### EXERCISE REQUIREMENTS:
Copy everything in the data below exactly except the pictures.

Dataset entries:
►
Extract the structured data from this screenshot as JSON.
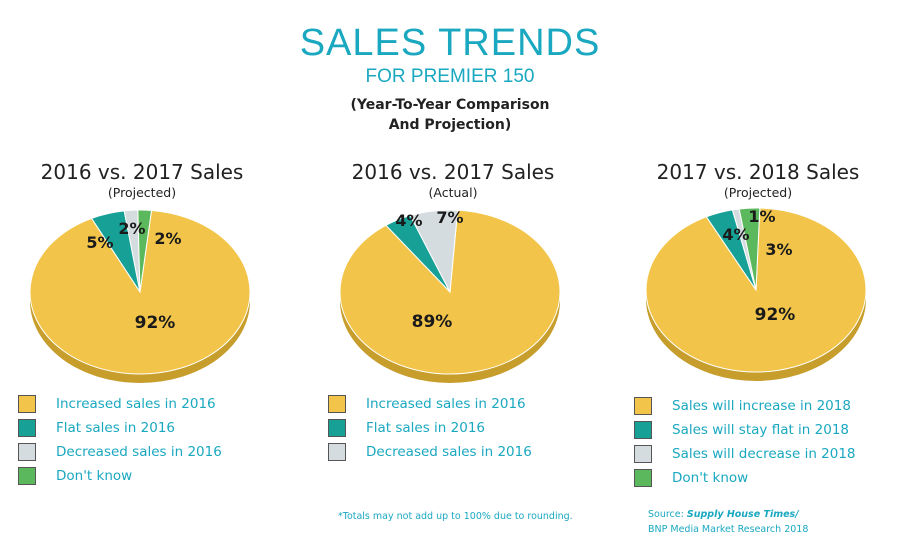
{
  "header": {
    "title": "SALES TRENDS",
    "subtitle": "FOR PREMIER 150",
    "note_line1": "(Year-To-Year Comparison",
    "note_line2": "And Projection)"
  },
  "colors": {
    "gold": "#f2c54a",
    "gold_dark": "#c79d2c",
    "teal": "#16a096",
    "teal_dark": "#0f736d",
    "gray": "#d5dce0",
    "gray_dark": "#a8b0b4",
    "green": "#5cb85c",
    "green_dark": "#3f8a3f",
    "accent_text": "#1aa8c0"
  },
  "chart_data": [
    {
      "type": "pie",
      "title": "2016 vs. 2017 Sales",
      "subtitle": "(Projected)",
      "slices": [
        {
          "label": "Increased sales in 2016",
          "value": 92,
          "display": "92%",
          "color": "gold"
        },
        {
          "label": "Flat sales in 2016",
          "value": 5,
          "display": "5%",
          "color": "teal"
        },
        {
          "label": "Decreased sales in 2016",
          "value": 2,
          "display": "2%",
          "color": "gray"
        },
        {
          "label": "Don't know",
          "value": 2,
          "display": "2%",
          "color": "green"
        }
      ]
    },
    {
      "type": "pie",
      "title": "2016 vs. 2017 Sales",
      "subtitle": "(Actual)",
      "slices": [
        {
          "label": "Increased sales in 2016",
          "value": 89,
          "display": "89%",
          "color": "gold"
        },
        {
          "label": "Flat sales in 2016",
          "value": 4,
          "display": "4%",
          "color": "teal"
        },
        {
          "label": "Decreased sales in 2016",
          "value": 7,
          "display": "7%",
          "color": "gray"
        }
      ]
    },
    {
      "type": "pie",
      "title": "2017 vs. 2018 Sales",
      "subtitle": "(Projected)",
      "slices": [
        {
          "label": "Sales will increase in 2018",
          "value": 92,
          "display": "92%",
          "color": "gold"
        },
        {
          "label": "Sales will stay flat in 2018",
          "value": 4,
          "display": "4%",
          "color": "teal"
        },
        {
          "label": "Sales will decrease in 2018",
          "value": 1,
          "display": "1%",
          "color": "gray"
        },
        {
          "label": "Don't know",
          "value": 3,
          "display": "3%",
          "color": "green"
        }
      ]
    }
  ],
  "footnote": "*Totals may not add up to 100% due to rounding.",
  "source": {
    "prefix": "Source: ",
    "publication": "Supply House Times/",
    "line2": "BNP Media Market Research 2018"
  }
}
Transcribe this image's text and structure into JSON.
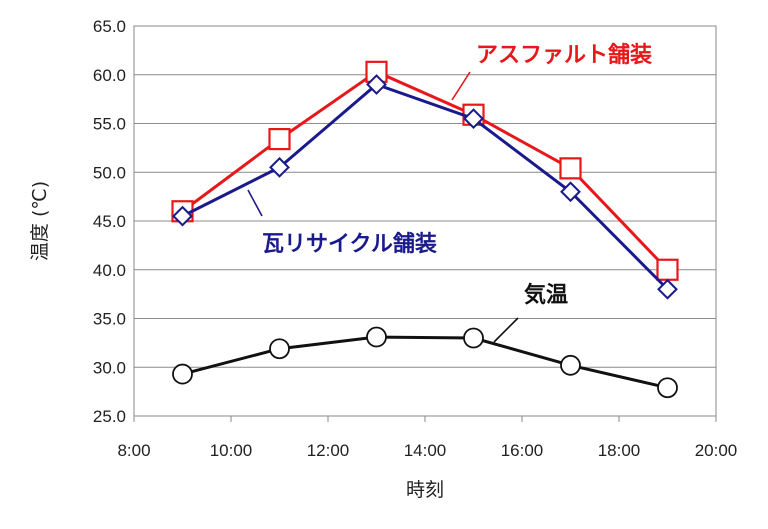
{
  "chart_data": {
    "type": "line",
    "xlabel": "時刻",
    "ylabel": "温度 (℃)",
    "xlim": [
      "8:00",
      "20:00"
    ],
    "ylim": [
      25.0,
      65.0
    ],
    "x_ticks": [
      "8:00",
      "10:00",
      "12:00",
      "14:00",
      "16:00",
      "18:00",
      "20:00"
    ],
    "y_ticks": [
      "25.0",
      "30.0",
      "35.0",
      "40.0",
      "45.0",
      "50.0",
      "55.0",
      "60.0",
      "65.0"
    ],
    "grid": "horizontal",
    "x": [
      "9:00",
      "11:00",
      "13:00",
      "15:00",
      "17:00",
      "19:00"
    ],
    "series": [
      {
        "name": "アスファルト舗装",
        "color": "#e8171a",
        "marker": "square",
        "values": [
          46.0,
          53.4,
          60.3,
          55.9,
          50.4,
          40.0
        ]
      },
      {
        "name": "瓦リサイクル舗装",
        "color": "#1a1a8c",
        "marker": "diamond",
        "values": [
          45.5,
          50.5,
          59.0,
          55.5,
          48.0,
          38.0
        ]
      },
      {
        "name": "気温",
        "color": "#111111",
        "marker": "circle",
        "values": [
          29.3,
          31.9,
          33.1,
          33.0,
          30.2,
          27.9
        ]
      }
    ]
  }
}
◄
### COMPLETED EXERCISE:
Extract the structured data from this screenshot as JSON.
{
  "header": {
    "title": "SALES TRENDS",
    "subtitle": "FOR PREMIER 150",
    "note_line1": "(Year-To-Year Comparison",
    "note_line2": "And Projection)"
  },
  "colors": {
    "gold": "#f2c54a",
    "gold_dark": "#c79d2c",
    "teal": "#16a096",
    "teal_dark": "#0f736d",
    "gray": "#d5dce0",
    "gray_dark": "#a8b0b4",
    "green": "#5cb85c",
    "green_dark": "#3f8a3f",
    "accent_text": "#1aa8c0"
  },
  "chart_data": [
    {
      "type": "pie",
      "title": "2016 vs. 2017 Sales",
      "subtitle": "(Projected)",
      "slices": [
        {
          "label": "Increased sales in 2016",
          "value": 92,
          "display": "92%",
          "color": "gold"
        },
        {
          "label": "Flat sales in 2016",
          "value": 5,
          "display": "5%",
          "color": "teal"
        },
        {
          "label": "Decreased sales in 2016",
          "value": 2,
          "display": "2%",
          "color": "gray"
        },
        {
          "label": "Don't know",
          "value": 2,
          "display": "2%",
          "color": "green"
        }
      ]
    },
    {
      "type": "pie",
      "title": "2016 vs. 2017 Sales",
      "subtitle": "(Actual)",
      "slices": [
        {
          "label": "Increased sales in 2016",
          "value": 89,
          "display": "89%",
          "color": "gold"
        },
        {
          "label": "Flat sales in 2016",
          "value": 4,
          "display": "4%",
          "color": "teal"
        },
        {
          "label": "Decreased sales in 2016",
          "value": 7,
          "display": "7%",
          "color": "gray"
        }
      ]
    },
    {
      "type": "pie",
      "title": "2017 vs. 2018 Sales",
      "subtitle": "(Projected)",
      "slices": [
        {
          "label": "Sales will increase in 2018",
          "value": 92,
          "display": "92%",
          "color": "gold"
        },
        {
          "label": "Sales will stay flat in 2018",
          "value": 4,
          "display": "4%",
          "color": "teal"
        },
        {
          "label": "Sales will decrease in 2018",
          "value": 1,
          "display": "1%",
          "color": "gray"
        },
        {
          "label": "Don't know",
          "value": 3,
          "display": "3%",
          "color": "green"
        }
      ]
    }
  ],
  "footnote": "*Totals may not add up to 100% due to rounding.",
  "source": {
    "prefix": "Source: ",
    "publication": "Supply House Times/",
    "line2": "BNP Media Market Research 2018"
  }
}
Transcribe this image's text and structure into JSON.
{
  "chart_data": {
    "type": "line",
    "xlabel": "時刻",
    "ylabel": "温度 (℃)",
    "xlim": [
      "8:00",
      "20:00"
    ],
    "ylim": [
      25.0,
      65.0
    ],
    "x_ticks": [
      "8:00",
      "10:00",
      "12:00",
      "14:00",
      "16:00",
      "18:00",
      "20:00"
    ],
    "y_ticks": [
      "25.0",
      "30.0",
      "35.0",
      "40.0",
      "45.0",
      "50.0",
      "55.0",
      "60.0",
      "65.0"
    ],
    "grid": "horizontal",
    "x": [
      "9:00",
      "11:00",
      "13:00",
      "15:00",
      "17:00",
      "19:00"
    ],
    "series": [
      {
        "name": "アスファルト舗装",
        "color": "#e8171a",
        "marker": "square",
        "values": [
          46.0,
          53.4,
          60.3,
          55.9,
          50.4,
          40.0
        ]
      },
      {
        "name": "瓦リサイクル舗装",
        "color": "#1a1a8c",
        "marker": "diamond",
        "values": [
          45.5,
          50.5,
          59.0,
          55.5,
          48.0,
          38.0
        ]
      },
      {
        "name": "気温",
        "color": "#111111",
        "marker": "circle",
        "values": [
          29.3,
          31.9,
          33.1,
          33.0,
          30.2,
          27.9
        ]
      }
    ]
  }
}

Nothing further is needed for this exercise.